─── MATERIAL FOR THIS TASK
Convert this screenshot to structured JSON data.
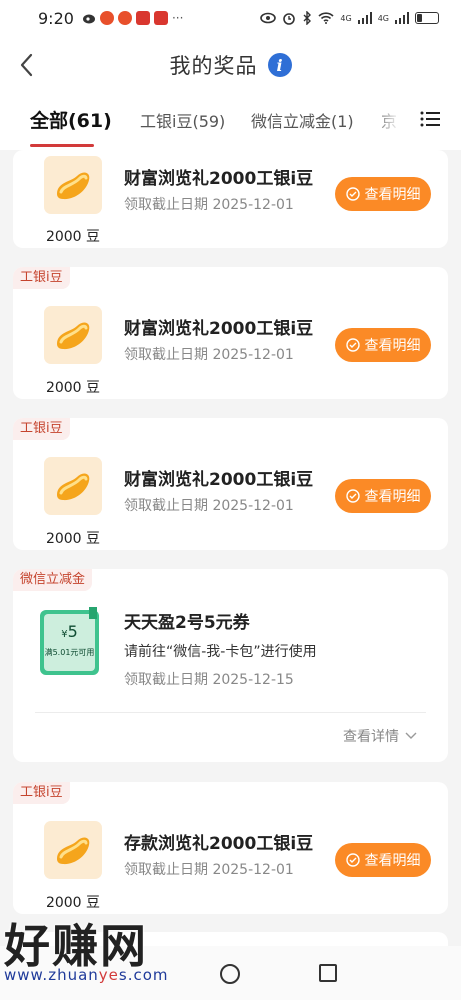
{
  "status_bar": {
    "time": "9:20",
    "icons": [
      "weibo-icon",
      "weibo-icon",
      "app-icon",
      "app-icon",
      "more-dots-icon",
      "eye-icon",
      "alarm-icon",
      "bluetooth-icon",
      "wifi-icon",
      "signal-icon",
      "signal-icon",
      "battery-icon"
    ],
    "notif_more": "···",
    "net1": "4G",
    "net2": "4G"
  },
  "header": {
    "title": "我的奖品",
    "info_icon": "i"
  },
  "tabs": [
    {
      "label": "全部(61)",
      "active": true
    },
    {
      "label": "工银i豆(59)",
      "active": false
    },
    {
      "label": "微信立减金(1)",
      "active": false
    },
    {
      "label": "京",
      "active": false
    }
  ],
  "cards": [
    {
      "tag": "",
      "amount": "2000 豆",
      "name": "财富浏览礼2000工银i豆",
      "deadline": "领取截止日期 2025-12-01",
      "button": "查看明细"
    },
    {
      "tag": "工银i豆",
      "amount": "2000 豆",
      "name": "财富浏览礼2000工银i豆",
      "deadline": "领取截止日期 2025-12-01",
      "button": "查看明细"
    },
    {
      "tag": "工银i豆",
      "amount": "2000 豆",
      "name": "财富浏览礼2000工银i豆",
      "deadline": "领取截止日期 2025-12-01",
      "button": "查看明细"
    },
    {
      "tag": "工银i豆",
      "amount": "2000 豆",
      "name": "存款浏览礼2000工银i豆",
      "deadline": "领取截止日期 2025-12-01",
      "button": "查看明细"
    }
  ],
  "coupon_card": {
    "tag": "微信立减金",
    "coupon_symbol": "¥",
    "coupon_value": "5",
    "coupon_condition": "满5.01元可用",
    "name": "天天盈2号5元券",
    "usage": "请前往“微信-我-卡包”进行使用",
    "deadline": "领取截止日期 2025-12-15",
    "more_link": "查看详情"
  },
  "watermark": {
    "brand": "好赚网",
    "url_prefix": "www.zhuan",
    "url_highlight": "ye",
    "url_suffix": "s.com"
  },
  "colors": {
    "accent_orange": "#fb8a26",
    "tab_underline": "#d23a3a",
    "tag_text": "#c5442e",
    "tag_bg": "#fbeeed",
    "coupon_green": "#3fc38e",
    "info_blue": "#2f6fd6"
  }
}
──────
▶ WORK TO COMPLETE
Retype each line of the listing above word for word. Exclude the pictures.

▶ OUTPUT FOR THIS EXERCISE
Convert this screenshot to structured JSON data.
{
  "status_bar": {
    "time": "9:20",
    "icons": [
      "weibo-icon",
      "weibo-icon",
      "app-icon",
      "app-icon",
      "more-dots-icon",
      "eye-icon",
      "alarm-icon",
      "bluetooth-icon",
      "wifi-icon",
      "signal-icon",
      "signal-icon",
      "battery-icon"
    ],
    "notif_more": "···",
    "net1": "4G",
    "net2": "4G"
  },
  "header": {
    "title": "我的奖品",
    "info_icon": "i"
  },
  "tabs": [
    {
      "label": "全部(61)",
      "active": true
    },
    {
      "label": "工银i豆(59)",
      "active": false
    },
    {
      "label": "微信立减金(1)",
      "active": false
    },
    {
      "label": "京",
      "active": false
    }
  ],
  "cards": [
    {
      "tag": "",
      "amount": "2000 豆",
      "name": "财富浏览礼2000工银i豆",
      "deadline": "领取截止日期 2025-12-01",
      "button": "查看明细"
    },
    {
      "tag": "工银i豆",
      "amount": "2000 豆",
      "name": "财富浏览礼2000工银i豆",
      "deadline": "领取截止日期 2025-12-01",
      "button": "查看明细"
    },
    {
      "tag": "工银i豆",
      "amount": "2000 豆",
      "name": "财富浏览礼2000工银i豆",
      "deadline": "领取截止日期 2025-12-01",
      "button": "查看明细"
    },
    {
      "tag": "工银i豆",
      "amount": "2000 豆",
      "name": "存款浏览礼2000工银i豆",
      "deadline": "领取截止日期 2025-12-01",
      "button": "查看明细"
    }
  ],
  "coupon_card": {
    "tag": "微信立减金",
    "coupon_symbol": "¥",
    "coupon_value": "5",
    "coupon_condition": "满5.01元可用",
    "name": "天天盈2号5元券",
    "usage": "请前往“微信-我-卡包”进行使用",
    "deadline": "领取截止日期 2025-12-15",
    "more_link": "查看详情"
  },
  "watermark": {
    "brand": "好赚网",
    "url_prefix": "www.zhuan",
    "url_highlight": "ye",
    "url_suffix": "s.com"
  },
  "colors": {
    "accent_orange": "#fb8a26",
    "tab_underline": "#d23a3a",
    "tag_text": "#c5442e",
    "tag_bg": "#fbeeed",
    "coupon_green": "#3fc38e",
    "info_blue": "#2f6fd6"
  }
}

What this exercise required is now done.